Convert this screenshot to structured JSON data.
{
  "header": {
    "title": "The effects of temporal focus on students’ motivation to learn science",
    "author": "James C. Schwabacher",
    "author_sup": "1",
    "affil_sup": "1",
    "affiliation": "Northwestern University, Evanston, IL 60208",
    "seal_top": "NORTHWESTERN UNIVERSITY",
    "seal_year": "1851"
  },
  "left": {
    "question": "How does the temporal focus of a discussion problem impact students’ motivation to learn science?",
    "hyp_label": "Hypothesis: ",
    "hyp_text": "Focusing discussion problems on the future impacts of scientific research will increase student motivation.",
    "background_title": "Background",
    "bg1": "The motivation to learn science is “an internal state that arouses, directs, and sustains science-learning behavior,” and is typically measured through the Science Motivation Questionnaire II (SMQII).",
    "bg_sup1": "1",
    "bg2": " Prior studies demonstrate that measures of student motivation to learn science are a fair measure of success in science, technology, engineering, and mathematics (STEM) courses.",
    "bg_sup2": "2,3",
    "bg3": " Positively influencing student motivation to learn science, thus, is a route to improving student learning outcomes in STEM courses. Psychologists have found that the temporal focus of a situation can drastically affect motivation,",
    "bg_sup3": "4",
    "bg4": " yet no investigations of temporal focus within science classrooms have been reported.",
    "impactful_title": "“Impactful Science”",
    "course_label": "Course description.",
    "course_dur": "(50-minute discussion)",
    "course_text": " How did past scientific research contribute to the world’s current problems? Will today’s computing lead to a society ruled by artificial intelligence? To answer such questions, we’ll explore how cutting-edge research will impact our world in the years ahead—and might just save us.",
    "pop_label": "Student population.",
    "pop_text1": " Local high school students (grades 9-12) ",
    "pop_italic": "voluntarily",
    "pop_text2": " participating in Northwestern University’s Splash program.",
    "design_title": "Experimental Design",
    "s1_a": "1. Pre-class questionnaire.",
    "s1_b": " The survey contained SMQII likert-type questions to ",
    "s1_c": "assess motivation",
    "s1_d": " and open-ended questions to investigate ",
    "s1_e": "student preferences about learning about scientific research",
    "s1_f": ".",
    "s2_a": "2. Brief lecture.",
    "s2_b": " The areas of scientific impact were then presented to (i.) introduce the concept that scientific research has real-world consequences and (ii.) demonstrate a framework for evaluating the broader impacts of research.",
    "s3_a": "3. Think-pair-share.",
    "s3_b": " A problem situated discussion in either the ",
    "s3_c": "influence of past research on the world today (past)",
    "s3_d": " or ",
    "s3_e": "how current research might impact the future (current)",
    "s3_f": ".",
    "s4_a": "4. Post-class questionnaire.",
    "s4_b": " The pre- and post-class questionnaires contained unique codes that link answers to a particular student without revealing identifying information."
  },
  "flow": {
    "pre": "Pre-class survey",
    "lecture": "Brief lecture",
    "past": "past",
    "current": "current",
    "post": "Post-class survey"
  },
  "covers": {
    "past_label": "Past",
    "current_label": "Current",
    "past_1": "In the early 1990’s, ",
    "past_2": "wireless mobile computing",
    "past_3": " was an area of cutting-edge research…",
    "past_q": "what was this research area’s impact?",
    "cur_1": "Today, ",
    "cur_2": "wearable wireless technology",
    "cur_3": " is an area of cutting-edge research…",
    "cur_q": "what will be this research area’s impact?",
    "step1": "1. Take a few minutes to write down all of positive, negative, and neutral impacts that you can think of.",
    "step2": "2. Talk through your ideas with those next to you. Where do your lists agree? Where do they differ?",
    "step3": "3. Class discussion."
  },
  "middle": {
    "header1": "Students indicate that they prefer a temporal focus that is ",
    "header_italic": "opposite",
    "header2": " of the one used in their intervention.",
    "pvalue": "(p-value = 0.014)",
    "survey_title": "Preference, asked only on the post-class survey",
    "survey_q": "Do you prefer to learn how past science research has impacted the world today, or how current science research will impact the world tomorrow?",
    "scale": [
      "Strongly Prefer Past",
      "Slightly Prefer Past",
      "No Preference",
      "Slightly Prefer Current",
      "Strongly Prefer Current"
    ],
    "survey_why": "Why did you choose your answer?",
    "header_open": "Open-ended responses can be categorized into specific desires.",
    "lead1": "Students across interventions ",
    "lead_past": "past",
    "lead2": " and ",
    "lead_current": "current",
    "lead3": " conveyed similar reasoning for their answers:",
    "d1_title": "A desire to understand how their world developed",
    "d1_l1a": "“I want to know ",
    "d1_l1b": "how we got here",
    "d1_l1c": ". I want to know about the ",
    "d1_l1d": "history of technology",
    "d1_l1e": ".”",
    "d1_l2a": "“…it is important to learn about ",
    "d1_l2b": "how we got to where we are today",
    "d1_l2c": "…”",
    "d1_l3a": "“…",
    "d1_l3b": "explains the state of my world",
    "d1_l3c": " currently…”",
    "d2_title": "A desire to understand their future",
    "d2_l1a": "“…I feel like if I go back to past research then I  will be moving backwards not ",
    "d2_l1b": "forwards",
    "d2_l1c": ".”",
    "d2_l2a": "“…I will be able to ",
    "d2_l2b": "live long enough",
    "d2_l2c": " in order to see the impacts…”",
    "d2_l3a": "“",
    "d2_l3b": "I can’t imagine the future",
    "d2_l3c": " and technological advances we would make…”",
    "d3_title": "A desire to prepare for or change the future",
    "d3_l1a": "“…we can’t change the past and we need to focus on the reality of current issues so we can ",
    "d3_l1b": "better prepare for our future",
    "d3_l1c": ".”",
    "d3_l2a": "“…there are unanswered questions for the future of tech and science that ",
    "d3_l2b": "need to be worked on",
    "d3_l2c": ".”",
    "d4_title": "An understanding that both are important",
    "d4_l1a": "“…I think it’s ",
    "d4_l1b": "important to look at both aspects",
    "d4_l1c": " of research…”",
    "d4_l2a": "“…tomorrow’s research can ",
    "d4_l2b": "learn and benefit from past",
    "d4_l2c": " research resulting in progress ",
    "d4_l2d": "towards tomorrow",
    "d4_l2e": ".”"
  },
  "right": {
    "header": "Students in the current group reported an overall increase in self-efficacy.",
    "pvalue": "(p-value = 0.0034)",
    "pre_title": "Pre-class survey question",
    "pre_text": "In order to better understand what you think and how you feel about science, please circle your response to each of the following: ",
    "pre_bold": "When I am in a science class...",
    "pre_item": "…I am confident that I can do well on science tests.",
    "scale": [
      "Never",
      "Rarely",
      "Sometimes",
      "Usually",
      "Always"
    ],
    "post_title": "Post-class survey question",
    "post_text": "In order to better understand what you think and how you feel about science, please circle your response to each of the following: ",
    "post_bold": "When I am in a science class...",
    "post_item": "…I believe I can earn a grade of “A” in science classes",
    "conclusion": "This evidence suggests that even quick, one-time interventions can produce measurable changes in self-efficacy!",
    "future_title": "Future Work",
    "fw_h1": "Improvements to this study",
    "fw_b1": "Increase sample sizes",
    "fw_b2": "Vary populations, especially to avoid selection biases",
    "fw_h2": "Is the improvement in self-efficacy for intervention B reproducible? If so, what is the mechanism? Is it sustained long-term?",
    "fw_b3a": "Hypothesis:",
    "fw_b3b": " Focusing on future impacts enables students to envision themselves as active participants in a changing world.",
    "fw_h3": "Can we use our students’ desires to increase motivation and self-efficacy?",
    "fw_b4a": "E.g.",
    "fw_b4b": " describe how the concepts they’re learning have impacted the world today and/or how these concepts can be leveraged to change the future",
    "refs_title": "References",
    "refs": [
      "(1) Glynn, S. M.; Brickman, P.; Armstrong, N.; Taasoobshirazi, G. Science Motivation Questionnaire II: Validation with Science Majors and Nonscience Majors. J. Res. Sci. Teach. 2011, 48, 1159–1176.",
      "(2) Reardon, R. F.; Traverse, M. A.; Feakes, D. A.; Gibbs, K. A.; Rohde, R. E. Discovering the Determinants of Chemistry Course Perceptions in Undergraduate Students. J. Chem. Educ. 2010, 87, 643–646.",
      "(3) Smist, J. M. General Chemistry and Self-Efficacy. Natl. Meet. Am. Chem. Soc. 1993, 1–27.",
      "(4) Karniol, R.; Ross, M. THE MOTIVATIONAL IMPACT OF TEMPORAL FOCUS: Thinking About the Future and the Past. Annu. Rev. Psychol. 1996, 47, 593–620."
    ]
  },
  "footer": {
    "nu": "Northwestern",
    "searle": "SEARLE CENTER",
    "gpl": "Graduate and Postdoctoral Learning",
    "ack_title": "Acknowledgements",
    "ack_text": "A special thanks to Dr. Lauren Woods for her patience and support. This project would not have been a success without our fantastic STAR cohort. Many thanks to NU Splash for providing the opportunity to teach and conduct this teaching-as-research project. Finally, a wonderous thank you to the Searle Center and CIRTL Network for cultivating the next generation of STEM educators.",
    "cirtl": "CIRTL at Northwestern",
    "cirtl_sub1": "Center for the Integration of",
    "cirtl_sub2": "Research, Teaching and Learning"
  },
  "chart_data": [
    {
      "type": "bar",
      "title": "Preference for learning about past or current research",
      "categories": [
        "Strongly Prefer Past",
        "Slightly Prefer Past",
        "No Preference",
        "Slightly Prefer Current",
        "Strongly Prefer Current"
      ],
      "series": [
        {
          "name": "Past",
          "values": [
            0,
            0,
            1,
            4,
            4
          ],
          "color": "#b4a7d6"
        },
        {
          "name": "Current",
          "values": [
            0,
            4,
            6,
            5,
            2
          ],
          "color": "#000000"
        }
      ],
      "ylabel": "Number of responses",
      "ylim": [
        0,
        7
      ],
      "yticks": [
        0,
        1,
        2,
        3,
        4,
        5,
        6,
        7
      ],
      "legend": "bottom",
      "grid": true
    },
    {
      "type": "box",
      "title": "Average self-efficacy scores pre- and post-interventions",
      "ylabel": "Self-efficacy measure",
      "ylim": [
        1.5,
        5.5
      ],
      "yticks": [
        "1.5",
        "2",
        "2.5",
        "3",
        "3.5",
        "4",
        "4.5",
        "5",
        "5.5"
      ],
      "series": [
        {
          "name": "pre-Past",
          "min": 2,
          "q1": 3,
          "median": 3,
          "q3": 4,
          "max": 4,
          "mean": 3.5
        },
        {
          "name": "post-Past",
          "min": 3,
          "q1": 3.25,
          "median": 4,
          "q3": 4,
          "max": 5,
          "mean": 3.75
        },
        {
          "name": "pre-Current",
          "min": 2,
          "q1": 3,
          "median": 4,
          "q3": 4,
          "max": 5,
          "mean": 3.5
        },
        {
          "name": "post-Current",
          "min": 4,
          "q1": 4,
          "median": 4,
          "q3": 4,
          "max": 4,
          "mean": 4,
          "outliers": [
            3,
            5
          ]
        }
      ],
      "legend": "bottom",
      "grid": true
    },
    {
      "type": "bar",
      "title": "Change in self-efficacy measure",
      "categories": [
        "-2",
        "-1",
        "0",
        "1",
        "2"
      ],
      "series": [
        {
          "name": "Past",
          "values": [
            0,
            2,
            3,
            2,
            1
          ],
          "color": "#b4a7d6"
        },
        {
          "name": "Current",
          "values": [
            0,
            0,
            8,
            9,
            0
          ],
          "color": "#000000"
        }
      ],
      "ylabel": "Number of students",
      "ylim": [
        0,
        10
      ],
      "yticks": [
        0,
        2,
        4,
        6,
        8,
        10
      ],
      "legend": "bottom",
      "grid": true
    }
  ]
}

──────

## WHAT THIS TASK INVOLVES
Gather from the records above every line containing the string "responses".

## FULL RESPONSE
    "header_open": "Open-ended responses can be categorized into specific desires.",
      "ylabel": "Number of responses",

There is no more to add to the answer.